Module 4A: ISO, f/stops, and Shutter Speed
A. ISO, f/stops, and Shutter Speed
F-stops
The f-stop, or aperture is the control in the lens that opens up or closes/stops down the diaphragm inside as a way to control the amount of light that reaches the film or sensor. These are often referred to as whole or half-stops. The whole stops are indicated below:
1.4 2 2.8 4 5.6 8 11 16 22 32
The smaller the F number, the larger the lens opening.
The larger the F number, the smaller the lens opening.
The f-stops on your lenses may not be numbered the same as these, but they will be close. These are considered whole stops. You can set up your camera to also show half stops or 1/3 stops between each of these whole stops.
As a photographer, you should commit the listed f-stops, in order, to memory. Memorize the numbers as they are listed rather than those on your lens.
A large lens opening, such as F2.8, will let more light reach the sensor than a small lens opening such as F22. There is a relationship between each of the f-stops:
Any time you move your lens from one F number to the next smaller F number,
the amount of light that reaches the film DOUBLES.
EXAMPLE:
f/5.6 allows twice as much light to reach the sensor as f/8.
f/4 allows twice as much light to reach the sensor as f/5.6.

Required work
1. Copy everything in the entries from the line containing "x axis title E: Quantum" down to the line containing "error bars E xyxy=(109,311,332,462)", word for word.
2. Pick up the passage on f-stops and shutter speed right after its last sentence and keep writing it.

Records shown
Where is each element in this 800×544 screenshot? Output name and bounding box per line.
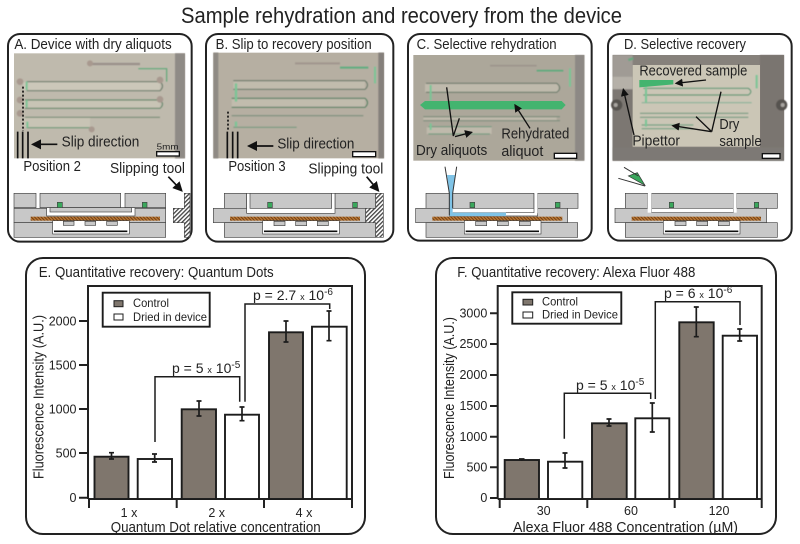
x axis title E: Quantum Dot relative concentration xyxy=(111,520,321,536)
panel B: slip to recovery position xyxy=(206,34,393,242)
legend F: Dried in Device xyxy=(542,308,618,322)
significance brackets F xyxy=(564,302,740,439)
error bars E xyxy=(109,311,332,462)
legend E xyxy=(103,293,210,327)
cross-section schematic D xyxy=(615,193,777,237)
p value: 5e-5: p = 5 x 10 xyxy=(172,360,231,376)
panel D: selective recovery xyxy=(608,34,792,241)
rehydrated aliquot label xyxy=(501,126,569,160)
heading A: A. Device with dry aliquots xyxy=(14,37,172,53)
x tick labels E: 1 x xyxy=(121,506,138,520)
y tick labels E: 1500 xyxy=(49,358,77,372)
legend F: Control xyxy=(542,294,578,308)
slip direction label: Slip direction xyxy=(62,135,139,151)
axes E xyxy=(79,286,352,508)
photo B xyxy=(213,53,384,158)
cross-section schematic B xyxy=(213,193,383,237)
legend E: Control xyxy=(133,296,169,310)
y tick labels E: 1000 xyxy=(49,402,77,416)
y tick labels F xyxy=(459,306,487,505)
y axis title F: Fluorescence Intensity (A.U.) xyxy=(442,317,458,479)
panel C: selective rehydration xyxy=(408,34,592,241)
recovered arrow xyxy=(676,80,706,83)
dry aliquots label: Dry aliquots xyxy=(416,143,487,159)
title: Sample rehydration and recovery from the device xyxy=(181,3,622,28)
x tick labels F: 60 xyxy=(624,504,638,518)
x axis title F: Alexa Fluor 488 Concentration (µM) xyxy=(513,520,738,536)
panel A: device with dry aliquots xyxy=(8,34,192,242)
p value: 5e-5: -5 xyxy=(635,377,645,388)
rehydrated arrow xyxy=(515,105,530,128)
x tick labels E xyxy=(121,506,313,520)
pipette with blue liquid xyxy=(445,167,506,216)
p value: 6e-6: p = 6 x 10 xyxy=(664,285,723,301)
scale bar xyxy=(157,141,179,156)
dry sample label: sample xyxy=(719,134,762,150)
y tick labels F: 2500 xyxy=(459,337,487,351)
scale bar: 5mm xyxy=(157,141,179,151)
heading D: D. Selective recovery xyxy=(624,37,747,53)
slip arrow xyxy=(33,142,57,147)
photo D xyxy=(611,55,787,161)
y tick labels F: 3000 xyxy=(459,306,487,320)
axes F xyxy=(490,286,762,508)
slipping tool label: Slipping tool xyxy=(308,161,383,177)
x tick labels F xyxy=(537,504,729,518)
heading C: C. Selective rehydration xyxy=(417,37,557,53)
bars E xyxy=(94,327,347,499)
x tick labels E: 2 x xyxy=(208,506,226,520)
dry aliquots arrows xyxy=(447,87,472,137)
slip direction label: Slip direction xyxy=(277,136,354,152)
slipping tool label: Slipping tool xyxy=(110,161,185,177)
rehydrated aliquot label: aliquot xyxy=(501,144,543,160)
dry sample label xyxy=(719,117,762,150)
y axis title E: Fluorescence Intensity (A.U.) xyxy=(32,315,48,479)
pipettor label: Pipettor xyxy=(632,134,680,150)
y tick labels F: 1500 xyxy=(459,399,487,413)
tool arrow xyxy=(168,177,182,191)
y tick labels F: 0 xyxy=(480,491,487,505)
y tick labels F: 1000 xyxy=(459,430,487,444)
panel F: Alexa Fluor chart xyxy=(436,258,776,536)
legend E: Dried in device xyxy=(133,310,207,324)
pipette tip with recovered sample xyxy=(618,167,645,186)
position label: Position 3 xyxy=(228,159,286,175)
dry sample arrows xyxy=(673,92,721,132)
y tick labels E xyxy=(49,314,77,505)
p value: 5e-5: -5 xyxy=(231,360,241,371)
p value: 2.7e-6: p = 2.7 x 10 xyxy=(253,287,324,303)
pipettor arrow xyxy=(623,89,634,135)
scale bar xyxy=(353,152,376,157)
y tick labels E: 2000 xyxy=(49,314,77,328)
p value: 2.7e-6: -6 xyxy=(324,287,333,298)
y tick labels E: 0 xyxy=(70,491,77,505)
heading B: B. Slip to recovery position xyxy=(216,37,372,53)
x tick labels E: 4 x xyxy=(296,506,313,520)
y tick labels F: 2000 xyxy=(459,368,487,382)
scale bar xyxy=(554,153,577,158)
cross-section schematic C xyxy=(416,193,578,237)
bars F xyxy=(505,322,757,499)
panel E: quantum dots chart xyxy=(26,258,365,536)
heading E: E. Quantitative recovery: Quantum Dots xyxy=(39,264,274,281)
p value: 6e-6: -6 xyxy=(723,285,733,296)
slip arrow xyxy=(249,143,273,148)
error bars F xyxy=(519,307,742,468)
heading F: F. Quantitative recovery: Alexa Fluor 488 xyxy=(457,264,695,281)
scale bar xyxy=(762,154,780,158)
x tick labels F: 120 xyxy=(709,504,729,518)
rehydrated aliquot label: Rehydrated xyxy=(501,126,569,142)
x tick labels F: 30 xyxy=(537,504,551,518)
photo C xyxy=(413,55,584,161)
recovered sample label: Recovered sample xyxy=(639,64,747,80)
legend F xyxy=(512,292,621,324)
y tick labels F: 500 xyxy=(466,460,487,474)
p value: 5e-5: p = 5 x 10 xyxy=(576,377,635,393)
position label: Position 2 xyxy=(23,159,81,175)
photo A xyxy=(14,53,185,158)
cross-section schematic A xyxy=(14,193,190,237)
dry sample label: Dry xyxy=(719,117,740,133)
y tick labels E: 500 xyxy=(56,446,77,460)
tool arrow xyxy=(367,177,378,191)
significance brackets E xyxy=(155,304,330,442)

Responses in order
1.
x axis title E: Quantum Dot relative concentration xyxy=(111,520,321,536)
panel B: slip to recovery position xyxy=(206,34,393,242)
legend F: Dried in Device xyxy=(542,308,618,322)
significance brackets F xyxy=(564,302,740,439)
error bars E xyxy=(109,311,332,462)

2.
This pattern is the same throughout the apertures.
If the f-stop is stopped down:
Moving the lens from f/5.6 to f/8 reduces the amount of light reaching the sensor by half!
Moving the lens from f/4 to f/5.6 reduces the amount of light reaching the sensor by half!
And this pattern continues.
1.4 - 2 - 2.8 - 4 - 5.6 - 8 - 11 - 16 - 22 - 32...
Larger Openings <-------------> Smaller Openings
More Light Reaches the Film <-------------> Less Light Reaches the Film
Move One F-stop, Light Doubles <--------------> Move One F-stop, Light is cut in half
Changing the lens opening from one f-stop to the next will either double the amount of light that reaches the film or cut it in half, depending on which way you move it.
Shutter Speeds
The shutter speed controls the amount of light that reaches the sensor by determining how long the shutter remains open. Memorize these shutter speeds:
...1sec. - 1/2 - 1/4 - 1/8 - 1/15 - 1/30 - 1/60 - 1/125 - 1/250 - 1/500 - 1/1000 - 1/2000...
Notice that shutter speeds continue in both directions. Also note that we go from 1 second to 1/2 second. Your camera will not show these speeds in fraction form. When you look at your shutter speed dial and it says 500, it means that it is 1/500th of a second!
The smaller the shutter speed number (1/1000), the faster the shutter.
The larger the shutter speed number (1/2), the slower the shutter.
A fast shutter speed allows less light to reach the sensor than a slow shutter speed.
More light reaches the sensor during 1/2 second than 1/1000th of a second.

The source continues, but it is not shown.